- The request
Copy out the records in full, word for word, without pictures.

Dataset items

####################

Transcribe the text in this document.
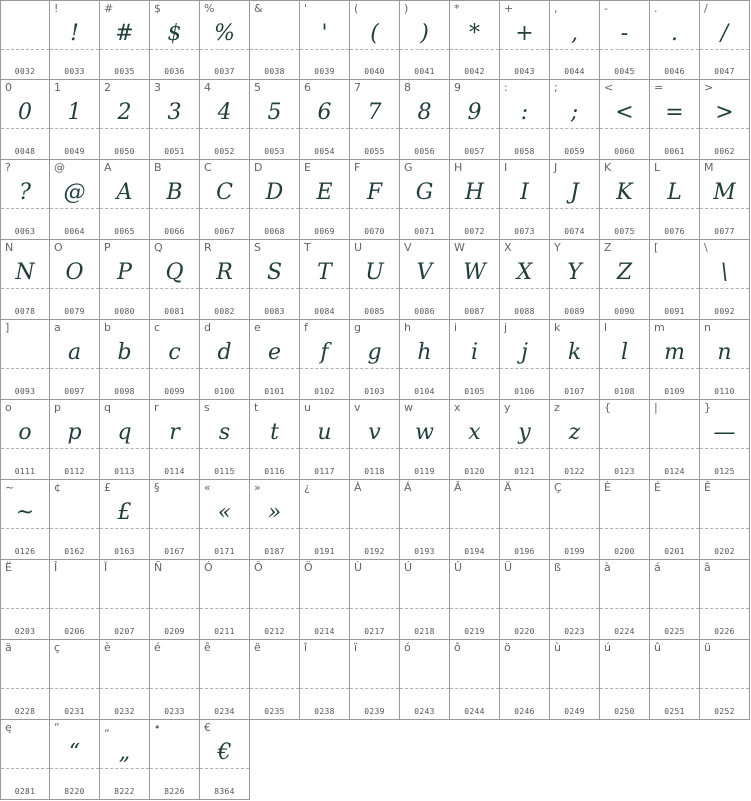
0032
!
!
0033
#
#
0035
$
$
0036
%
%
0037
&
0038
'
'
0039
(
(
0040
)
)
0041
*
*
0042
+
+
0043
,
,
0044
-
-
0045
.
.
0046
/
/
0047
0
0
0048
1
1
0049
2
2
0050
3
3
0051
4
4
0052
5
5
0053
6
6
0054
7
7
0055
8
8
0056
9
9
0057
:
:
0058
;
;
0059
<
<
0060
=
=
0061
>
>
0062
?
?
0063
@
@
0064
A
A
0065
B
B
0066
C
C
0067
D
D
0068
E
E
0069
F
F
0070
G
G
0071
H
H
0072
I
I
0073
J
J
0074
K
K
0075
L
L
0076
M
M
0077
N
N
0078
O
O
0079
P
P
0080
Q
Q
0081
R
R
0082
S
S
0083
T
T
0084
U
U
0085
V
V
0086
W
W
0087
X
X
0088
Y
Y
0089
Z
Z
0090
[
0091
\
\
0092
]
0093
a
a
0097
b
b
0098
c
c
0099
d
d
0100
e
e
0101
f
f
0102
g
g
0103
h
h
0104
i
i
0105
j
j
0106
k
k
0107
l
l
0108
m
m
0109
n
n
0110
o
o
0111
p
p
0112
q
q
0113
r
r
0114
s
s
0115
t
t
0116
u
u
0117
v
v
0118
w
w
0119
x
x
0120
y
y
0121
z
z
0122
{
0123
|
0124
}
—
0125
~
~
0126
¢
0162
£
£
0163
§
0167
«
«
0171
»
»
0187
¿
0191
À
0192
Á
0193
Â
0194
Ä
0196
Ç
0199
È
0200
É
0201
Ê
0202
Ë
0203
Î
0206
Ï
0207
Ñ
0209
Ó
0211
Ô
0212
Ö
0214
Ù
0217
Ú
0218
Û
0219
Ü
0220
ß
0223
à
0224
á
0225
â
0226
ä
0228
ç
0231
è
0232
é
0233
ê
0234
ë
0235
î
0238
ï
0239
ó
0243
ô
0244
ö
0246
ù
0249
ú
0250
û
0251
ü
0252
ę
0281
“
“
8220
„
„
8222
•
8226
€
€
8364
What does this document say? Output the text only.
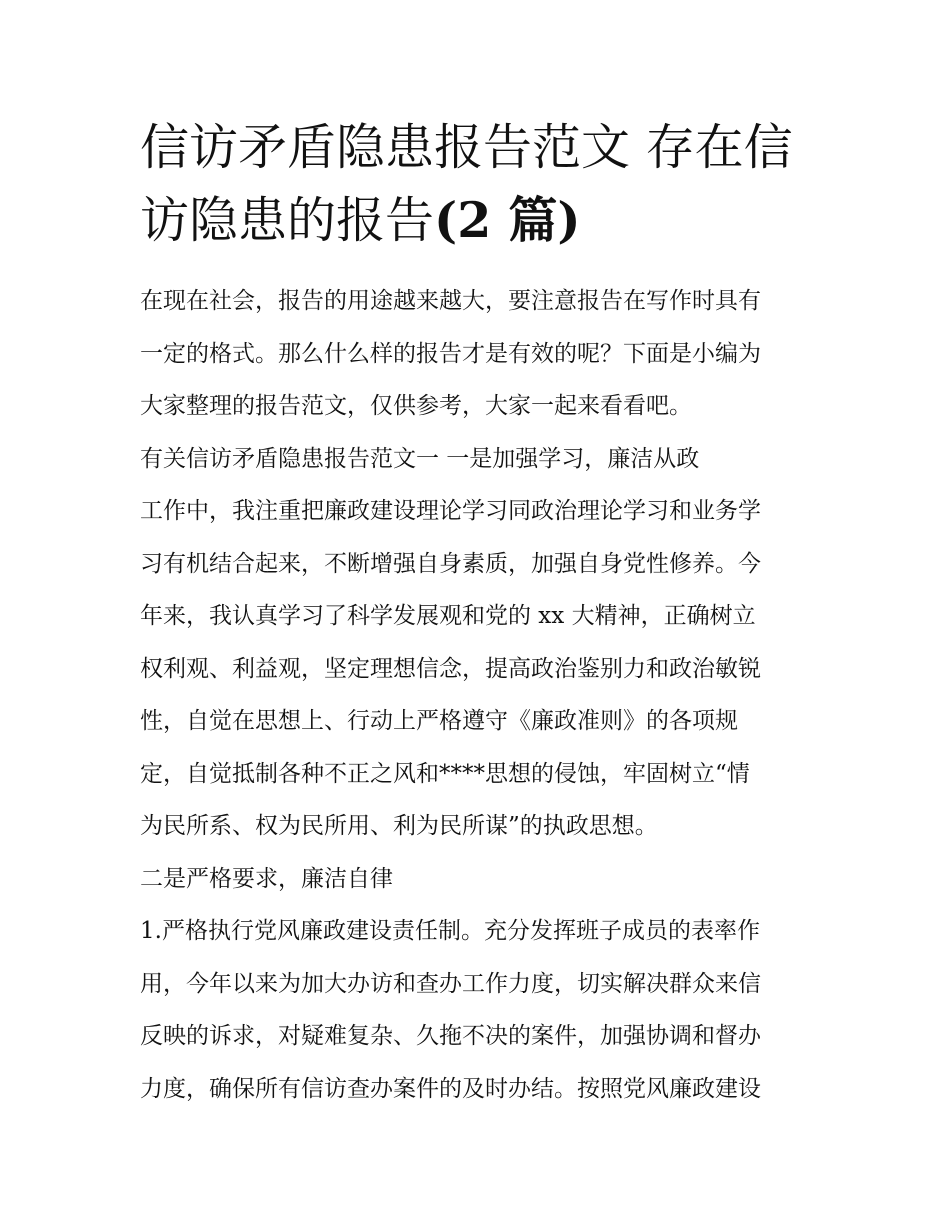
信访矛盾隐患报告范文 存在信
访隐患的报告(2 篇)
在现在社会，报告的用途越来越大，要注意报告在写作时具有
一定的格式。那么什么样的报告才是有效的呢？下面是小编为
大家整理的报告范文，仅供参考，大家一起来看看吧。
有关信访矛盾隐患报告范文一 一是加强学习，廉洁从政
工作中，我注重把廉政建设理论学习同政治理论学习和业务学
习有机结合起来，不断增强自身素质，加强自身党性修养。今
年来，我认真学习了科学发展观和党的 xx 大精神，正确树立
权利观、利益观，坚定理想信念，提高政治鉴别力和政治敏锐
性，自觉在思想上、行动上严格遵守《廉政准则》的各项规
定，自觉抵制各种不正之风和****思想的侵蚀，牢固树立“情
为民所系、权为民所用、利为民所谋”的执政思想。
二是严格要求，廉洁自律
1.严格执行党风廉政建设责任制。充分发挥班子成员的表率作
用，今年以来为加大办访和查办工作力度，切实解决群众来信
反映的诉求，对疑难复杂、久拖不决的案件，加强协调和督办
力度，确保所有信访查办案件的及时办结。按照党风廉政建设
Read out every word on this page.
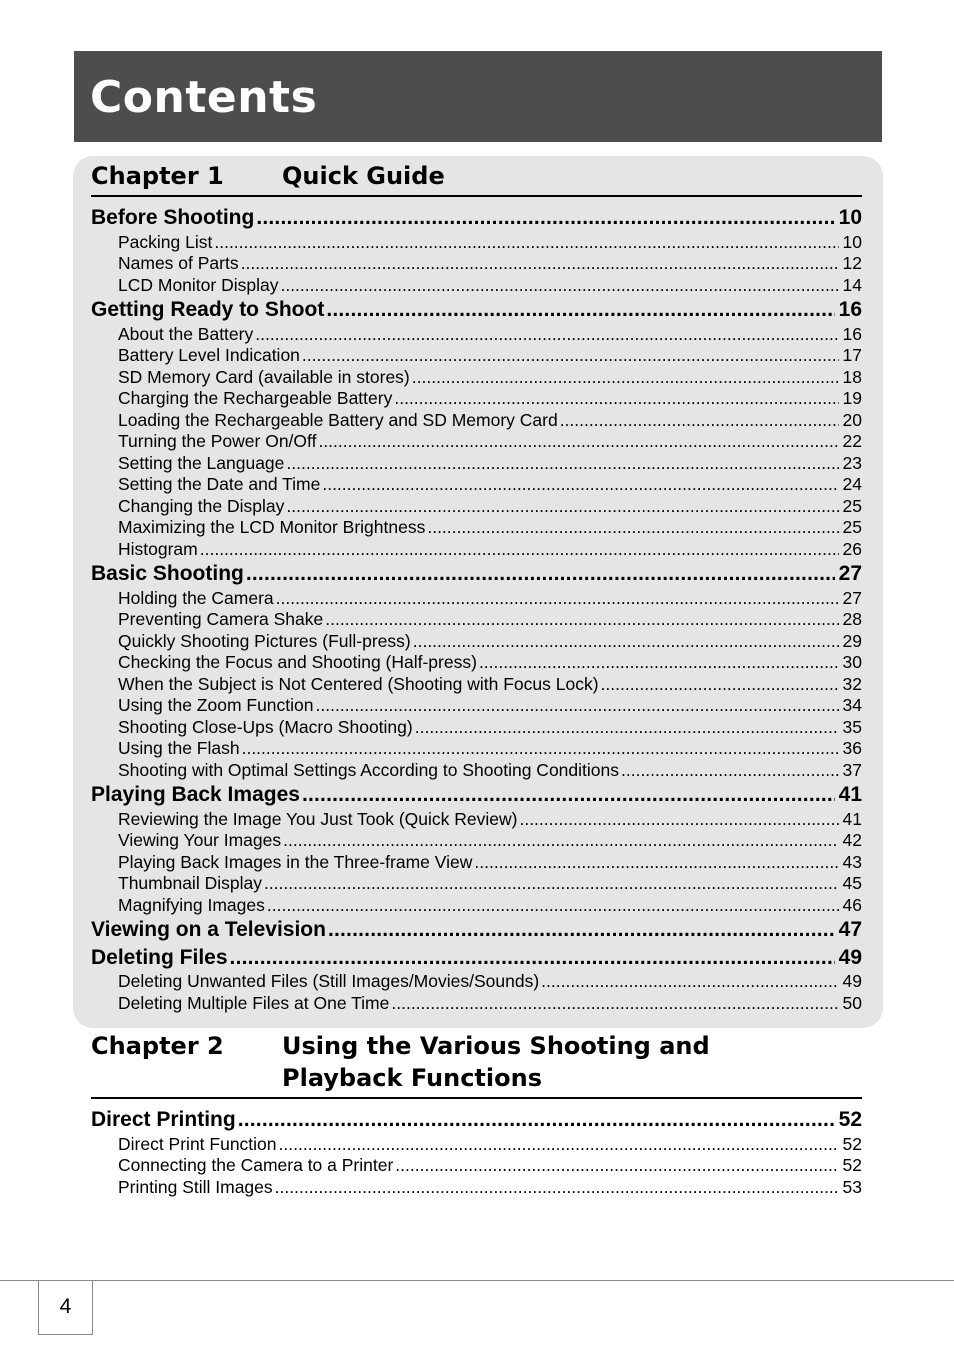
Contents
Chapter 1 Quick Guide
Before Shooting .....	10
Packing List .....	10
Names of Parts .....	12
LCD Monitor Display .....	14
Getting Ready to Shoot .....	16
About the Battery .....	16
Battery Level Indication .....	17
SD Memory Card (available in stores) .....	18
Charging the Rechargeable Battery .....	19
Loading the Rechargeable Battery and SD Memory Card .....	20
Turning the Power On/Off .....	22
Setting the Language .....	23
Setting the Date and Time .....	24
Changing the Display .....	25
Maximizing the LCD Monitor Brightness .....	25
Histogram .....	26
Basic Shooting .....	27
Holding the Camera .....	27
Preventing Camera Shake .....	28
Quickly Shooting Pictures (Full-press) .....	29
Checking the Focus and Shooting (Half-press) .....	30
When the Subject is Not Centered (Shooting with Focus Lock) .....	32
Using the Zoom Function .....	34
Shooting Close-Ups (Macro Shooting) .....	35
Using the Flash .....	36
Shooting with Optimal Settings According to Shooting Conditions .....	37
Playing Back Images .....	41
Reviewing the Image You Just Took (Quick Review) .....	41
Viewing Your Images .....	42
Playing Back Images in the Three-frame View .....	43
Thumbnail Display .....	45
Magnifying Images .....	46
Viewing on a Television .....	47
Deleting Files .....	49
Deleting Unwanted Files (Still Images/Movies/Sounds) .....	49
Deleting Multiple Files at One Time .....	50
Chapter 2 Using the Various Shooting and
Playback Functions
Direct Printing .....	52
Direct Print Function .....	52
Connecting the Camera to a Printer .....	52
Printing Still Images .....	53
4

####################

- Written response
Transcribe the text in this document.
0032
!
!
0033
#
#
0035
$
$
0036
%
%
0037
&
0038
'
'
0039
(
(
0040
)
)
0041
*
*
0042
+
+
0043
,
,
0044
-
-
0045
.
.
0046
/
/
0047
0
0
0048
1
1
0049
2
2
0050
3
3
0051
4
4
0052
5
5
0053
6
6
0054
7
7
0055
8
8
0056
9
9
0057
:
:
0058
;
;
0059
<
<
0060
=
=
0061
>
>
0062
?
?
0063
@
@
0064
A
A
0065
B
B
0066
C
C
0067
D
D
0068
E
E
0069
F
F
0070
G
G
0071
H
H
0072
I
I
0073
J
J
0074
K
K
0075
L
L
0076
M
M
0077
N
N
0078
O
O
0079
P
P
0080
Q
Q
0081
R
R
0082
S
S
0083
T
T
0084
U
U
0085
V
V
0086
W
W
0087
X
X
0088
Y
Y
0089
Z
Z
0090
[
0091
\
\
0092
]
0093
a
a
0097
b
b
0098
c
c
0099
d
d
0100
e
e
0101
f
f
0102
g
g
0103
h
h
0104
i
i
0105
j
j
0106
k
k
0107
l
l
0108
m
m
0109
n
n
0110
o
o
0111
p
p
0112
q
q
0113
r
r
0114
s
s
0115
t
t
0116
u
u
0117
v
v
0118
w
w
0119
x
x
0120
y
y
0121
z
z
0122
{
0123
|
0124
}
—
0125
~
~
0126
¢
0162
£
£
0163
§
0167
«
«
0171
»
»
0187
¿
0191
À
0192
Á
0193
Â
0194
Ä
0196
Ç
0199
È
0200
É
0201
Ê
0202
Ë
0203
Î
0206
Ï
0207
Ñ
0209
Ó
0211
Ô
0212
Ö
0214
Ù
0217
Ú
0218
Û
0219
Ü
0220
ß
0223
à
0224
á
0225
â
0226
ä
0228
ç
0231
è
0232
é
0233
ê
0234
ë
0235
î
0238
ï
0239
ó
0243
ô
0244
ö
0246
ù
0249
ú
0250
û
0251
ü
0252
ę
0281
“
“
8220
„
„
8222
•
8226
€
€
8364
What does this document say? Output the text only.
信访矛盾隐患报告范文 存在信
访隐患的报告(2 篇)
在现在社会，报告的用途越来越大，要注意报告在写作时具有
一定的格式。那么什么样的报告才是有效的呢？下面是小编为
大家整理的报告范文，仅供参考，大家一起来看看吧。
有关信访矛盾隐患报告范文一 一是加强学习，廉洁从政
工作中，我注重把廉政建设理论学习同政治理论学习和业务学
习有机结合起来，不断增强自身素质，加强自身党性修养。今
年来，我认真学习了科学发展观和党的 xx 大精神，正确树立
权利观、利益观，坚定理想信念，提高政治鉴别力和政治敏锐
性，自觉在思想上、行动上严格遵守《廉政准则》的各项规
定，自觉抵制各种不正之风和****思想的侵蚀，牢固树立“情
为民所系、权为民所用、利为民所谋”的执政思想。
二是严格要求，廉洁自律
1.严格执行党风廉政建设责任制。充分发挥班子成员的表率作
用，今年以来为加大办访和查办工作力度，切实解决群众来信
反映的诉求，对疑难复杂、久拖不决的案件，加强协调和督办
力度，确保所有信访查办案件的及时办结。按照党风廉政建设
Read out every word on this page.
Contents
Chapter 1 Quick Guide
Before Shooting .....	10
Packing List .....	10
Names of Parts .....	12
LCD Monitor Display .....	14
Getting Ready to Shoot .....	16
About the Battery .....	16
Battery Level Indication .....	17
SD Memory Card (available in stores) .....	18
Charging the Rechargeable Battery .....	19
Loading the Rechargeable Battery and SD Memory Card .....	20
Turning the Power On/Off .....	22
Setting the Language .....	23
Setting the Date and Time .....	24
Changing the Display .....	25
Maximizing the LCD Monitor Brightness .....	25
Histogram .....	26
Basic Shooting .....	27
Holding the Camera .....	27
Preventing Camera Shake .....	28
Quickly Shooting Pictures (Full-press) .....	29
Checking the Focus and Shooting (Half-press) .....	30
When the Subject is Not Centered (Shooting with Focus Lock) .....	32
Using the Zoom Function .....	34
Shooting Close-Ups (Macro Shooting) .....	35
Using the Flash .....	36
Shooting with Optimal Settings According to Shooting Conditions .....	37
Playing Back Images .....	41
Reviewing the Image You Just Took (Quick Review) .....	41
Viewing Your Images .....	42
Playing Back Images in the Three-frame View .....	43
Thumbnail Display .....	45
Magnifying Images .....	46
Viewing on a Television .....	47
Deleting Files .....	49
Deleting Unwanted Files (Still Images/Movies/Sounds) .....	49
Deleting Multiple Files at One Time .....	50
Chapter 2 Using the Various Shooting and
Playback Functions
Direct Printing .....	52
Direct Print Function .....	52
Connecting the Camera to a Printer .....	52
Printing Still Images .....	53
4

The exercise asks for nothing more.